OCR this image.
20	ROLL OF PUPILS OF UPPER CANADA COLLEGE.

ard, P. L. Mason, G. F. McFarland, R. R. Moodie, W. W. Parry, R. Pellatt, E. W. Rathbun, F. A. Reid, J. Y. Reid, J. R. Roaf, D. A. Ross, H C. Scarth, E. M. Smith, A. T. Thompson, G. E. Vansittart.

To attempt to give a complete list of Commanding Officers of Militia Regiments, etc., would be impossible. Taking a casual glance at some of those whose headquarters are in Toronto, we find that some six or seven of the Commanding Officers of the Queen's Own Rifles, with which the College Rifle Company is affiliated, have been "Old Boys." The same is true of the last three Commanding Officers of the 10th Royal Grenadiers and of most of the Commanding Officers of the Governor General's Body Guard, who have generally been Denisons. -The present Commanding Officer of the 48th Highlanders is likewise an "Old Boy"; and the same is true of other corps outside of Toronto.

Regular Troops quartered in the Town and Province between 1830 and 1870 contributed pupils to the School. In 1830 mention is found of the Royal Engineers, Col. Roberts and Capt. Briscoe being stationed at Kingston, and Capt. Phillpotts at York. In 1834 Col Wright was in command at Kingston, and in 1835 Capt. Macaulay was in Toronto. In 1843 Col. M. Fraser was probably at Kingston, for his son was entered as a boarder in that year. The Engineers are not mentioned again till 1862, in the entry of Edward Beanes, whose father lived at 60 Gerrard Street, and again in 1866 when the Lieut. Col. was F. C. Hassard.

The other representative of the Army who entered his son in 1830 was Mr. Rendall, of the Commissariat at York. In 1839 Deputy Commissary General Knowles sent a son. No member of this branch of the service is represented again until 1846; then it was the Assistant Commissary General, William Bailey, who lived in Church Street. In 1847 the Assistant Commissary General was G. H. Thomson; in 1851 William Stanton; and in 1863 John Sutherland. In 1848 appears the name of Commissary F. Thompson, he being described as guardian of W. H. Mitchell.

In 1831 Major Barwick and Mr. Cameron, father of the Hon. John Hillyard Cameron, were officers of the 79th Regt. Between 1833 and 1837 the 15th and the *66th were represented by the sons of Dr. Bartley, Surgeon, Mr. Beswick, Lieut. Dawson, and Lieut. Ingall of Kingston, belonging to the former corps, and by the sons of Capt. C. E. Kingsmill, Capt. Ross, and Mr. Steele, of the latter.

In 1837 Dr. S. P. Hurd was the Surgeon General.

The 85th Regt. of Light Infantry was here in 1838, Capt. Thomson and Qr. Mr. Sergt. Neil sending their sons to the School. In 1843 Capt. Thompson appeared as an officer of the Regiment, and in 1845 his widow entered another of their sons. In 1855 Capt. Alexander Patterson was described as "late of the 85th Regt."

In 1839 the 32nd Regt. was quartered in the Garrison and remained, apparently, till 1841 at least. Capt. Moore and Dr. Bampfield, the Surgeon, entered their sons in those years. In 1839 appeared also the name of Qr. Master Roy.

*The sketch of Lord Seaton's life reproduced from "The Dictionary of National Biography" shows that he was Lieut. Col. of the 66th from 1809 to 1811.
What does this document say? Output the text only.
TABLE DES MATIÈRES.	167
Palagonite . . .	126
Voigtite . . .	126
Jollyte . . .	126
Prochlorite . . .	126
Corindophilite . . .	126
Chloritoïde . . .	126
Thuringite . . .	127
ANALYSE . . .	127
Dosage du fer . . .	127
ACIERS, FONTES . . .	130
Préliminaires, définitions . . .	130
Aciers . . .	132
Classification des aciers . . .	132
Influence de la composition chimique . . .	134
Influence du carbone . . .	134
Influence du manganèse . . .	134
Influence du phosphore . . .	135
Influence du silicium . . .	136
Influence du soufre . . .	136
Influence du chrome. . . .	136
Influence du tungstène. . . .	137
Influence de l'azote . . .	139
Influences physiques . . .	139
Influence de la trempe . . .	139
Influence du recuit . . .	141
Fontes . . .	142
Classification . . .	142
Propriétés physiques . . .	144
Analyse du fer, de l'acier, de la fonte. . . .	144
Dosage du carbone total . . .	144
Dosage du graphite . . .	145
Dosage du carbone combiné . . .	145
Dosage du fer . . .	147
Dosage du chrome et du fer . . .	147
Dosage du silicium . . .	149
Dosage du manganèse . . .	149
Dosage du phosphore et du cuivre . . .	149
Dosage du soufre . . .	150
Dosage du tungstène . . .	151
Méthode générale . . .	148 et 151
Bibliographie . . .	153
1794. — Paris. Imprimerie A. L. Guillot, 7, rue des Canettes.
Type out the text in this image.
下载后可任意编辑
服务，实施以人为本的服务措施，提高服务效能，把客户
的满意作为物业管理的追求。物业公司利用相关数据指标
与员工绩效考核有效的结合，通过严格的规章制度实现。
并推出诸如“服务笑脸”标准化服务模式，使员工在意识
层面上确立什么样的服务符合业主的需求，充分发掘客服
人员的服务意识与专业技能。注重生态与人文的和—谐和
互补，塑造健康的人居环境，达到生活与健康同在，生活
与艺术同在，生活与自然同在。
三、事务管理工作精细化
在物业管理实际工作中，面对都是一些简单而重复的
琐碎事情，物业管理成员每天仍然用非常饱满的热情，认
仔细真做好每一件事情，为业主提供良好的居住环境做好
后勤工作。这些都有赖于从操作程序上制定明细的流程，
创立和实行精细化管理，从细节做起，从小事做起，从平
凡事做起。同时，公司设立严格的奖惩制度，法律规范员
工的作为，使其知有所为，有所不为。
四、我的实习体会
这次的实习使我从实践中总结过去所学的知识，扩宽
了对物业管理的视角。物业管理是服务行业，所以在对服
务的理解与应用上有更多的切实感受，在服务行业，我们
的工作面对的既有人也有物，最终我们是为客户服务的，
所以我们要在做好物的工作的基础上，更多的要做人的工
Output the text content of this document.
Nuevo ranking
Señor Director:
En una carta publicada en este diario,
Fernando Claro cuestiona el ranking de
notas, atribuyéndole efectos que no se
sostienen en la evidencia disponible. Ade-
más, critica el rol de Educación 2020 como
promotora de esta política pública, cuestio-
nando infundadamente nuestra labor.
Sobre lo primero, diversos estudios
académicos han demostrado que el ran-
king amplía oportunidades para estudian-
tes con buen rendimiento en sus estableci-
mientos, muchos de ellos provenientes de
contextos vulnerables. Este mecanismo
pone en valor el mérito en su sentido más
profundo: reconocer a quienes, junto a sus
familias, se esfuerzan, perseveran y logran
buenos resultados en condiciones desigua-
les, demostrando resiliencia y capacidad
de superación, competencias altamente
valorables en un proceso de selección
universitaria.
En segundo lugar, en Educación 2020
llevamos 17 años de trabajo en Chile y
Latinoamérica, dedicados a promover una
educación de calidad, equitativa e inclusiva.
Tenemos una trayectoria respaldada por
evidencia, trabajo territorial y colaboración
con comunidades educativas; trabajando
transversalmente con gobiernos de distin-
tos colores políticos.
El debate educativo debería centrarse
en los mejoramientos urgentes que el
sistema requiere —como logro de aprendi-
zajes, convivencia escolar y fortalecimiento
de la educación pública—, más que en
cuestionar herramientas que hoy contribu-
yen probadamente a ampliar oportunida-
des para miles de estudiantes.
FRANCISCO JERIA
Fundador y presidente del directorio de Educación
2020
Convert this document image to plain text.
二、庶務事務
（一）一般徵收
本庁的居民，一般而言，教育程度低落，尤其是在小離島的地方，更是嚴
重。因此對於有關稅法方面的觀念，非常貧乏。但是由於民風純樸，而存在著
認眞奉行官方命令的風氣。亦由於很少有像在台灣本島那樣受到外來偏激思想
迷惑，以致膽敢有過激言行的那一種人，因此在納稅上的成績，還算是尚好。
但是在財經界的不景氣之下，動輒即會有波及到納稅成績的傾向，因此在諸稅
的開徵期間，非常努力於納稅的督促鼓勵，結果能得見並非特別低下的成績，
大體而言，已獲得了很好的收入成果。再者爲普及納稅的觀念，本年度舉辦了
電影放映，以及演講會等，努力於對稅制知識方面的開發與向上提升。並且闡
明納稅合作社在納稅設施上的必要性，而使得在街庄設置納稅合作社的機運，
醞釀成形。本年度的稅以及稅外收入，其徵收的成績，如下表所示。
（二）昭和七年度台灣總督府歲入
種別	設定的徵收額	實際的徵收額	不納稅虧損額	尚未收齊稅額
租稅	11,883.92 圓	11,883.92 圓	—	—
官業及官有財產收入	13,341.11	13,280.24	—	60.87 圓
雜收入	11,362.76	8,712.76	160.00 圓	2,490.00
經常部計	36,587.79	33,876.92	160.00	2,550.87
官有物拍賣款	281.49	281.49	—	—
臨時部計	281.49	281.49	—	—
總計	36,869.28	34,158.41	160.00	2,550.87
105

• WHAT IS REQUIRED:
Going through the data, tally the lines containing "Thompson" and report only the result.

• SOLVED EXERCISE:
3